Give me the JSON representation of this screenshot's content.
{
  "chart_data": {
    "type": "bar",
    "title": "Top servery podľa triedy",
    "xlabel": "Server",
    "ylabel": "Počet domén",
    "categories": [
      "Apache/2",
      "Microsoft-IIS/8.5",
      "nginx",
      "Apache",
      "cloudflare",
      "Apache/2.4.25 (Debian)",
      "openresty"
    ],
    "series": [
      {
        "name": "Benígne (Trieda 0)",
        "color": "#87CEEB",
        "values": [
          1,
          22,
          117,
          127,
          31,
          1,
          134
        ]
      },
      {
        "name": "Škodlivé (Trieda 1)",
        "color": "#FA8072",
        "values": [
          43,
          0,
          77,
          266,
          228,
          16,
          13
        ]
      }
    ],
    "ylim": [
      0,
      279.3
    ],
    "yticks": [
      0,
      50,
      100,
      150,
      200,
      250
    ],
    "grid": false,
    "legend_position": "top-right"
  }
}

Exercise:
Every line of the listing that holds "Trieda" should be found and copied.

Answer to this problem:
        "name": "Benígne (Trieda 0)",
        "name": "Škodlivé (Trieda 1)",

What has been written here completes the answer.